[Recorded data]
━━━━━━━━━━

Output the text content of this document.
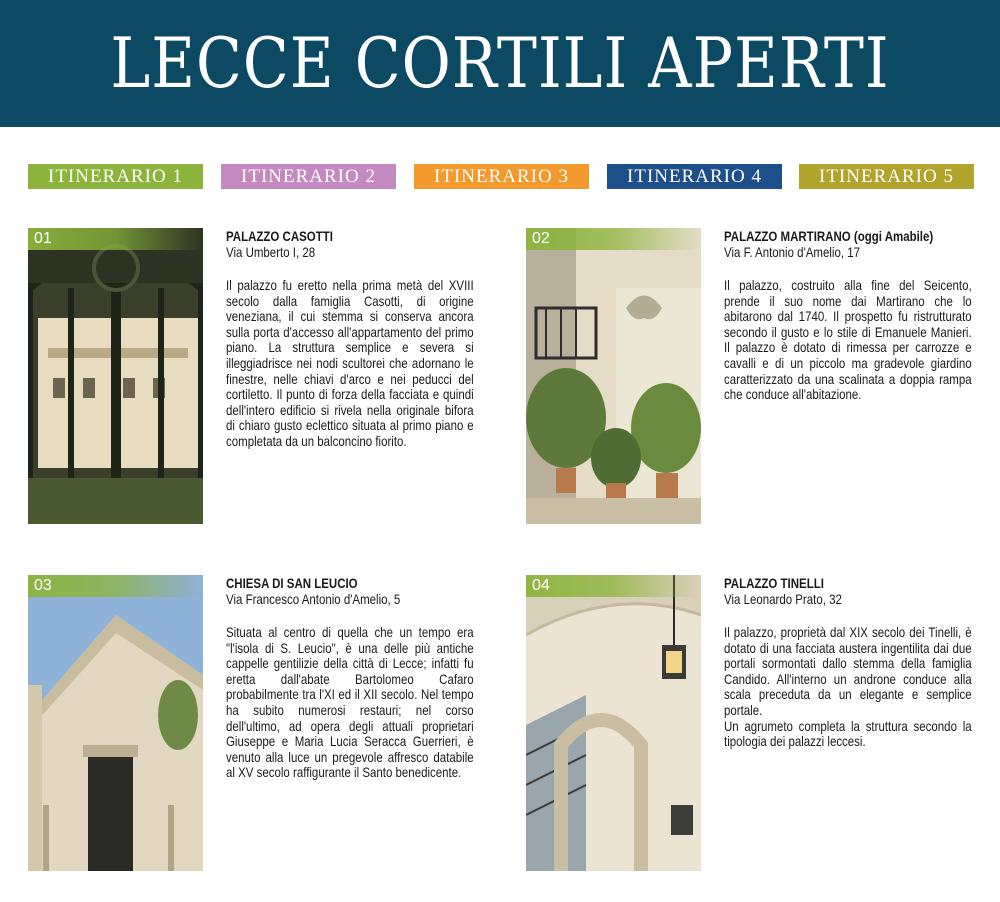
LECCE CORTILI APERTI
ITINERARIO 1	ITINERARIO 2	ITINERARIO 3	ITINERARIO 4	ITINERARIO 5
01	PALAZZO CASOTTI
Via Umberto I, 28

Il palazzo fu eretto nella prima metà del XVIII secolo dalla famiglia Casotti, di origine veneziana, il cui stemma si conserva ancora sulla porta d'accesso all'appartamento del primo piano. La struttura semplice e severa si illeggiadrisce nei nodi scultorei che adornano le finestre, nelle chiavi d'arco e nei peducci del cortiletto. Il punto di forza della facciata e quindi dell'intero edificio si rivela nella originale bifora di chiaro gusto eclettico situata al primo piano e completata da un balconcino fiorito.

02	PALAZZO MARTIRANO (oggi Amabile)
Via F. Antonio d'Amelio, 17

Il palazzo, costruito alla fine del Seicento, prende il suo nome dai Martirano che lo abitarono dal 1740. Il prospetto fu ristrutturato secondo il gusto e lo stile di Emanuele Manieri. Il palazzo è dotato di rimessa per carrozze e cavalli e di un piccolo ma gradevole giardino caratterizzato da una scalinata a doppia rampa che conduce all'abitazione.

03	CHIESA DI SAN LEUCIO
Via Francesco Antonio d'Amelio, 5

Situata al centro di quella che un tempo era "l'isola di S. Leucio", è una delle più antiche cappelle gentilizie della città di Lecce; infatti fu eretta dall'abate Bartolomeo Cafaro probabilmente tra l'XI ed il XII secolo. Nel tempo ha subito numerosi restauri; nel corso dell'ultimo, ad opera degli attuali proprietari Giuseppe e Maria Lucia Seracca Guerrieri, è venuto alla luce un pregevole affresco databile al XV secolo raffigurante il Santo benedicente.

04	PALAZZO TINELLI
Via Leonardo Prato, 32

Il palazzo, proprietà dal XIX secolo dei Tinelli, è dotato di una facciata austera ingentilita dai due portali sormontati dallo stemma della famiglia Candido. All'interno un androne conduce alla scala preceduta da un elegante e semplice portale.

Un agrumeto completa la struttura secondo la tipologia dei palazzi leccesi.
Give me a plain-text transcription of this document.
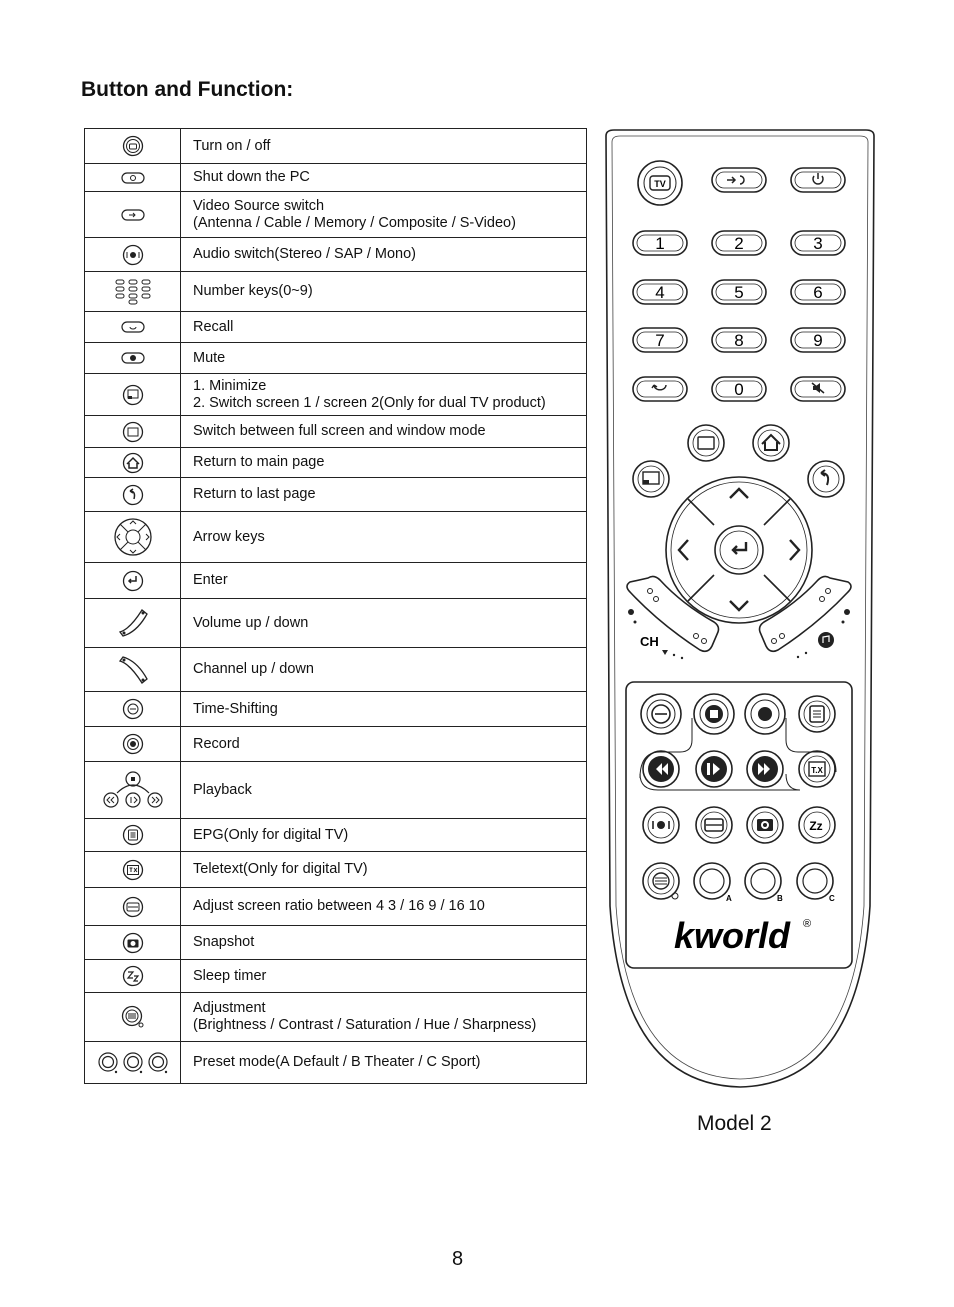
Button and Function:
	Turn on / off

	Shut down the PC

	Video Source switch
(Antenna / Cable / Memory / Composite / S-Video)

	Audio switch(Stereo / SAP / Mono)

	Number keys(0~9)

	Recall

	Mute

	1. Minimize
2. Switch screen 1 / screen 2(Only for dual TV product)

	Switch between full screen and window mode

	Return to main page

	Return to last page

	Arrow keys

	Enter

	Volume up / down

	Channel up / down

	Time-Shifting

	Record

	Playback

	EPG(Only for digital TV)

	Teletext(Only for digital TV)

	Adjust screen ratio between 4 3 / 16 9 / 16 10

	Snapshot

	Sleep timer

	Adjustment
(Brightness / Contrast / Saturation / Hue / Sharpness)

	Preset mode(A Default / B Theater / C Sport)
TV
1	2	3
4	5	6
7	8	9
0
CH
T.X
Zz
A	B	C
kworld ®
Model 2
8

━━━━━━━━━━

__TO DO__: Spot every line that holds "digital" and copy it.

__OUTPUT OF THE TASK__:
	EPG(Only for digital TV)
	Teletext(Only for digital TV)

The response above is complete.